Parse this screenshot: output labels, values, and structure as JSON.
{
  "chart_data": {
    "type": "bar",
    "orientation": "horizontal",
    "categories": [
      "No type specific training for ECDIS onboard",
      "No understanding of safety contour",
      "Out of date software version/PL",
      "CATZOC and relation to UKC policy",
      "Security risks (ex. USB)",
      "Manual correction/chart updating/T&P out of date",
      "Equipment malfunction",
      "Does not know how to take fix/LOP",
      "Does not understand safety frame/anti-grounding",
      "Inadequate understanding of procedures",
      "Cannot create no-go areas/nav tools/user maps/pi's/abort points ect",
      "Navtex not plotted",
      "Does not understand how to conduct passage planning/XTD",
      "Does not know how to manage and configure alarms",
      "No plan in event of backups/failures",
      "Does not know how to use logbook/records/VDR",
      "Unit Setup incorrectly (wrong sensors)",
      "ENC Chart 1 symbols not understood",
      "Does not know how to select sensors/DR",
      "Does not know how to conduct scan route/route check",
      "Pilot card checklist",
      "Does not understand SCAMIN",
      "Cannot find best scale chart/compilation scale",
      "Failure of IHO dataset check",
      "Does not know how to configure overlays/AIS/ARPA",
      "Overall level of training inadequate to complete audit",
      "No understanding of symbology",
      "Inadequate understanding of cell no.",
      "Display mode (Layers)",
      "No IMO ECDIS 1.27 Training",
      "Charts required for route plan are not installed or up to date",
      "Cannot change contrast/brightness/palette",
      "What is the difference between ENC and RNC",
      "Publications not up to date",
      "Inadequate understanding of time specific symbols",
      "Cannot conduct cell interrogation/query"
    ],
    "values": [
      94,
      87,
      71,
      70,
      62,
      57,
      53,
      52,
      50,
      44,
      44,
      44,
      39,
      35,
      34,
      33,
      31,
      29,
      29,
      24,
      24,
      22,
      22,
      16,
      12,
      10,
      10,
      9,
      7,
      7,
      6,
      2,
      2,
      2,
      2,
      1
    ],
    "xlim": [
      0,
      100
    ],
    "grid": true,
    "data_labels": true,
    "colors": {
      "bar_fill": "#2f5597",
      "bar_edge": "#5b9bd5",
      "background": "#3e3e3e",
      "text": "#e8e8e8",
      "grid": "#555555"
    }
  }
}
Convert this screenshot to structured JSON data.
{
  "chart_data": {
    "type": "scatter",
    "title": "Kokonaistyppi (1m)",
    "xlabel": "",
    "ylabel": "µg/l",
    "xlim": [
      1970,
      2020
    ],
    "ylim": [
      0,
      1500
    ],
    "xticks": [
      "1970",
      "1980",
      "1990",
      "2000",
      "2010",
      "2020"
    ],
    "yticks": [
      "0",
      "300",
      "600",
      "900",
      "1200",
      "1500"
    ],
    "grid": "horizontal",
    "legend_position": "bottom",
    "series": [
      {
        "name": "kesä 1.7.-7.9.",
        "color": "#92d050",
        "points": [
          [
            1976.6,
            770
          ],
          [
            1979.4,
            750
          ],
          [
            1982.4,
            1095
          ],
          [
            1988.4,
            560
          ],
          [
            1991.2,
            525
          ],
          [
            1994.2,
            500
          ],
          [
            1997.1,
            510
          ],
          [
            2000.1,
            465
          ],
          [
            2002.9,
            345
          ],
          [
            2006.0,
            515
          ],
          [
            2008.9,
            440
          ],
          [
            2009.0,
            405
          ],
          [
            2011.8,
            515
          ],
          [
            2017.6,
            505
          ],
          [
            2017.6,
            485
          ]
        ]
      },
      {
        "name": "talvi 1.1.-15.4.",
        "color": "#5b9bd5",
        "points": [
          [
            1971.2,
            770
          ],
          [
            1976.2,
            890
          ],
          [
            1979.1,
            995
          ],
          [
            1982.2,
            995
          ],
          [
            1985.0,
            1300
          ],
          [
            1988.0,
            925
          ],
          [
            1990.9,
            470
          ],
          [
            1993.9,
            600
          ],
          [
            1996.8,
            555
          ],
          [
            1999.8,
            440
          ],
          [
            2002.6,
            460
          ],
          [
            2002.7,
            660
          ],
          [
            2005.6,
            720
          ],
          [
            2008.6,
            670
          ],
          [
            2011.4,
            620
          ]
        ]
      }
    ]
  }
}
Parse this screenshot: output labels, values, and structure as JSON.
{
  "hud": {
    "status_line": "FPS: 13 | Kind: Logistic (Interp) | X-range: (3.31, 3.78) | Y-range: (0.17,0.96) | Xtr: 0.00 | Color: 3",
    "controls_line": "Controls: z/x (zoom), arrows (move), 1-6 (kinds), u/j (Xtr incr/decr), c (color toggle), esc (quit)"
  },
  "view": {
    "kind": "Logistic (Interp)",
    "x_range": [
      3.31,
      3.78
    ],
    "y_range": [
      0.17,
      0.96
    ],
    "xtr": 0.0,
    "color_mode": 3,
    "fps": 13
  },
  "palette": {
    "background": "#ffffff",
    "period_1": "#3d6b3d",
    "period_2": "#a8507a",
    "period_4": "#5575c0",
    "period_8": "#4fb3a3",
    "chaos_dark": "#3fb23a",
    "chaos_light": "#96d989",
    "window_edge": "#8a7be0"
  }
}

---

All the entries above need to be reproduced exactly.

Parse this screenshot: output labels, values, and structure as JSON.
{
  "chart_data": {
    "type": "bar",
    "orientation": "horizontal",
    "categories": [
      "No type specific training for ECDIS onboard",
      "No understanding of safety contour",
      "Out of date software version/PL",
      "CATZOC and relation to UKC policy",
      "Security risks (ex. USB)",
      "Manual correction/chart updating/T&P out of date",
      "Equipment malfunction",
      "Does not know how to take fix/LOP",
      "Does not understand safety frame/anti-grounding",
      "Inadequate understanding of procedures",
      "Cannot create no-go areas/nav tools/user maps/pi's/abort points ect",
      "Navtex not plotted",
      "Does not understand how to conduct passage planning/XTD",
      "Does not know how to manage and configure alarms",
      "No plan in event of backups/failures",
      "Does not know how to use logbook/records/VDR",
      "Unit Setup incorrectly (wrong sensors)",
      "ENC Chart 1 symbols not understood",
      "Does not know how to select sensors/DR",
      "Does not know how to conduct scan route/route check",
      "Pilot card checklist",
      "Does not understand SCAMIN",
      "Cannot find best scale chart/compilation scale",
      "Failure of IHO dataset check",
      "Does not know how to configure overlays/AIS/ARPA",
      "Overall level of training inadequate to complete audit",
      "No understanding of symbology",
      "Inadequate understanding of cell no.",
      "Display mode (Layers)",
      "No IMO ECDIS 1.27 Training",
      "Charts required for route plan are not installed or up to date",
      "Cannot change contrast/brightness/palette",
      "What is the difference between ENC and RNC",
      "Publications not up to date",
      "Inadequate understanding of time specific symbols",
      "Cannot conduct cell interrogation/query"
    ],
    "values": [
      94,
      87,
      71,
      70,
      62,
      57,
      53,
      52,
      50,
      44,
      44,
      44,
      39,
      35,
      34,
      33,
      31,
      29,
      29,
      24,
      24,
      22,
      22,
      16,
      12,
      10,
      10,
      9,
      7,
      7,
      6,
      2,
      2,
      2,
      2,
      1
    ],
    "xlim": [
      0,
      100
    ],
    "grid": true,
    "data_labels": true,
    "colors": {
      "bar_fill": "#2f5597",
      "bar_edge": "#5b9bd5",
      "background": "#3e3e3e",
      "text": "#e8e8e8",
      "grid": "#555555"
    }
  }
}
Convert this screenshot to structured JSON data.
{
  "chart_data": {
    "type": "scatter",
    "title": "Kokonaistyppi (1m)",
    "xlabel": "",
    "ylabel": "µg/l",
    "xlim": [
      1970,
      2020
    ],
    "ylim": [
      0,
      1500
    ],
    "xticks": [
      "1970",
      "1980",
      "1990",
      "2000",
      "2010",
      "2020"
    ],
    "yticks": [
      "0",
      "300",
      "600",
      "900",
      "1200",
      "1500"
    ],
    "grid": "horizontal",
    "legend_position": "bottom",
    "series": [
      {
        "name": "kesä 1.7.-7.9.",
        "color": "#92d050",
        "points": [
          [
            1976.6,
            770
          ],
          [
            1979.4,
            750
          ],
          [
            1982.4,
            1095
          ],
          [
            1988.4,
            560
          ],
          [
            1991.2,
            525
          ],
          [
            1994.2,
            500
          ],
          [
            1997.1,
            510
          ],
          [
            2000.1,
            465
          ],
          [
            2002.9,
            345
          ],
          [
            2006.0,
            515
          ],
          [
            2008.9,
            440
          ],
          [
            2009.0,
            405
          ],
          [
            2011.8,
            515
          ],
          [
            2017.6,
            505
          ],
          [
            2017.6,
            485
          ]
        ]
      },
      {
        "name": "talvi 1.1.-15.4.",
        "color": "#5b9bd5",
        "points": [
          [
            1971.2,
            770
          ],
          [
            1976.2,
            890
          ],
          [
            1979.1,
            995
          ],
          [
            1982.2,
            995
          ],
          [
            1985.0,
            1300
          ],
          [
            1988.0,
            925
          ],
          [
            1990.9,
            470
          ],
          [
            1993.9,
            600
          ],
          [
            1996.8,
            555
          ],
          [
            1999.8,
            440
          ],
          [
            2002.6,
            460
          ],
          [
            2002.7,
            660
          ],
          [
            2005.6,
            720
          ],
          [
            2008.6,
            670
          ],
          [
            2011.4,
            620
          ]
        ]
      }
    ]
  }
}
Parse this screenshot: output labels, values, and structure as JSON.
{
  "hud": {
    "status_line": "FPS: 13 | Kind: Logistic (Interp) | X-range: (3.31, 3.78) | Y-range: (0.17,0.96) | Xtr: 0.00 | Color: 3",
    "controls_line": "Controls: z/x (zoom), arrows (move), 1-6 (kinds), u/j (Xtr incr/decr), c (color toggle), esc (quit)"
  },
  "view": {
    "kind": "Logistic (Interp)",
    "x_range": [
      3.31,
      3.78
    ],
    "y_range": [
      0.17,
      0.96
    ],
    "xtr": 0.0,
    "color_mode": 3,
    "fps": 13
  },
  "palette": {
    "background": "#ffffff",
    "period_1": "#3d6b3d",
    "period_2": "#a8507a",
    "period_4": "#5575c0",
    "period_8": "#4fb3a3",
    "chaos_dark": "#3fb23a",
    "chaos_light": "#96d989",
    "window_edge": "#8a7be0"
  }
}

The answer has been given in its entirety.